Aim of the exercise> Copy the rows from the first one through the row containing "step-label: Completed sent", inclusive, replacing "Custom process" with "Custom order process" and changing nothing else.

Recorded information>

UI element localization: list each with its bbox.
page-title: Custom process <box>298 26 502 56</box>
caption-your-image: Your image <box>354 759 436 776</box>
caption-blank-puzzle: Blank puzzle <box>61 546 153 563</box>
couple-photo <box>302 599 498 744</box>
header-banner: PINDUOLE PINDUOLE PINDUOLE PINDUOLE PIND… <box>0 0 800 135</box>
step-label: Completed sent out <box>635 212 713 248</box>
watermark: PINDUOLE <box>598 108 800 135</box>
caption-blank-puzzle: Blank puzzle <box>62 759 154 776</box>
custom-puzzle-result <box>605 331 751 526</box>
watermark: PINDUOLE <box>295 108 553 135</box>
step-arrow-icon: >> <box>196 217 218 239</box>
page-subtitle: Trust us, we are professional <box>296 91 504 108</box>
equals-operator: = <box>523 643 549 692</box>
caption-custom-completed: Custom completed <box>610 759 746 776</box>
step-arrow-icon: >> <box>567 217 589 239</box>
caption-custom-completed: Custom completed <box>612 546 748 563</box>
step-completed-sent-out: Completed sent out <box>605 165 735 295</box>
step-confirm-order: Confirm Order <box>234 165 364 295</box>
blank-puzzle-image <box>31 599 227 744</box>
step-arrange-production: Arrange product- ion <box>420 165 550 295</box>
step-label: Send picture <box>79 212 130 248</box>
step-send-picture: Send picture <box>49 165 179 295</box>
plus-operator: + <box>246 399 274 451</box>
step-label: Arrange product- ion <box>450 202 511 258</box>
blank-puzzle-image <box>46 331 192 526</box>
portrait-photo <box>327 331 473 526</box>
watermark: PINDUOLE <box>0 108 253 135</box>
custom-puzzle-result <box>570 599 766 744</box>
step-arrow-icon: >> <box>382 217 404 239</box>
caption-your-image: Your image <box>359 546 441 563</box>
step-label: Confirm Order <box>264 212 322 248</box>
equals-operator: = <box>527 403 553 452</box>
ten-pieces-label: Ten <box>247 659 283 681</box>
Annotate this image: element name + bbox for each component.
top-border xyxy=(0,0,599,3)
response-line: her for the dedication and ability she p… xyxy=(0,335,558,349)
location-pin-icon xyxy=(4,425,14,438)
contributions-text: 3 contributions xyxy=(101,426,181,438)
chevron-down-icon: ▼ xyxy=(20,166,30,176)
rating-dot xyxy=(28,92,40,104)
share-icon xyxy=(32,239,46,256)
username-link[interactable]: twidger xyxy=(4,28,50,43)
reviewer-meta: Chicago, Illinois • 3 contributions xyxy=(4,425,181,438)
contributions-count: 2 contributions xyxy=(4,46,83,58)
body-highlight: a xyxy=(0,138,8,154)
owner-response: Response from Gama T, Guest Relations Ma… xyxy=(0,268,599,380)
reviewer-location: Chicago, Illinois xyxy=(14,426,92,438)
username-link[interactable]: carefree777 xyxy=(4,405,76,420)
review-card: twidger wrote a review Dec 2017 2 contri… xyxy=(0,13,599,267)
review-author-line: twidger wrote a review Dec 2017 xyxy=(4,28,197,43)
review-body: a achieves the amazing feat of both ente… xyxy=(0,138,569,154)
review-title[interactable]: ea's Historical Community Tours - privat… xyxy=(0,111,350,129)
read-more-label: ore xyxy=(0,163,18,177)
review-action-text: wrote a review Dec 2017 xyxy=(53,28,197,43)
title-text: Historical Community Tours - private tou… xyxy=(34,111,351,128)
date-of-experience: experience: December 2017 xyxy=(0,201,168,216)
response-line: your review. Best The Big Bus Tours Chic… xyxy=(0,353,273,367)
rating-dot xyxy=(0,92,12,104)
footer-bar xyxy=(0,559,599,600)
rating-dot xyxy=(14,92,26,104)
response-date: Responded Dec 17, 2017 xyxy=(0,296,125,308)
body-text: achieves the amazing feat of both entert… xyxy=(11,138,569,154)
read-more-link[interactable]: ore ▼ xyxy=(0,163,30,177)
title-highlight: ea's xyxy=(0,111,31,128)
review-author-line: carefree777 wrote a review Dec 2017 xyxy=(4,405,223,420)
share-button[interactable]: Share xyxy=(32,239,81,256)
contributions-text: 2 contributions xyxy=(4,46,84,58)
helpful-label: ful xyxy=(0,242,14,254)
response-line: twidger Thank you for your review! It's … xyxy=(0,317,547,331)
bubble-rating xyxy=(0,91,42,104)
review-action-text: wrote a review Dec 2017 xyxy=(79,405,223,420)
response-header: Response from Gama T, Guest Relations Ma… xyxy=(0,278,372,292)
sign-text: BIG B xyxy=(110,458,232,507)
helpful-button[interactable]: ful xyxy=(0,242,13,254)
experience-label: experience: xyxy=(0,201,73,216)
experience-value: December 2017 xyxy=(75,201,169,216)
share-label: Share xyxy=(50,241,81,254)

Answer to this exercise>
UI element localization: list each with its bbox.
page-title: Custom order process <box>298 26 502 56</box>
caption-your-image: Your image <box>354 759 436 776</box>
caption-blank-puzzle: Blank puzzle <box>61 546 153 563</box>
couple-photo <box>302 599 498 744</box>
header-banner: PINDUOLE PINDUOLE PINDUOLE PINDUOLE PIND… <box>0 0 800 135</box>
step-label: Completed sent out <box>635 212 713 248</box>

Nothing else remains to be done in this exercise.